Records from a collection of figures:
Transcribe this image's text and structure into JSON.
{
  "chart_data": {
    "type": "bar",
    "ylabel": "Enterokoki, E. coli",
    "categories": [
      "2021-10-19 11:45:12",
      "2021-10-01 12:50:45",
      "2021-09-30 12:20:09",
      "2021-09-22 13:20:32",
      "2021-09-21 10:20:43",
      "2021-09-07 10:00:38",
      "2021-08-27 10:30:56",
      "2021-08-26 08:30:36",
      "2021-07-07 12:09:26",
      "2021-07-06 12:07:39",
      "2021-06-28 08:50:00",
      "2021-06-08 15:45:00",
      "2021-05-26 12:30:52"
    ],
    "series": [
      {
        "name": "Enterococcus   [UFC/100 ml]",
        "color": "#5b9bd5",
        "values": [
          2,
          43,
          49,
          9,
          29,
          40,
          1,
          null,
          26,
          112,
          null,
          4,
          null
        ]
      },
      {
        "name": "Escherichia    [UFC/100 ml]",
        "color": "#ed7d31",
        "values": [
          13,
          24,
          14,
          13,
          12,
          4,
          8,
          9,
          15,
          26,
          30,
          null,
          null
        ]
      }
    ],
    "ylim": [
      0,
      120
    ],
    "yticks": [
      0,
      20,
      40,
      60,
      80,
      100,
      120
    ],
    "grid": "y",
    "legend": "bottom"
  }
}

Given problem: Pick out every line with the string "name" and copy it.

Solution for this exercise:
        "name": "Enterococcus   [UFC/100 ml]",
        "name": "Escherichia    [UFC/100 ml]",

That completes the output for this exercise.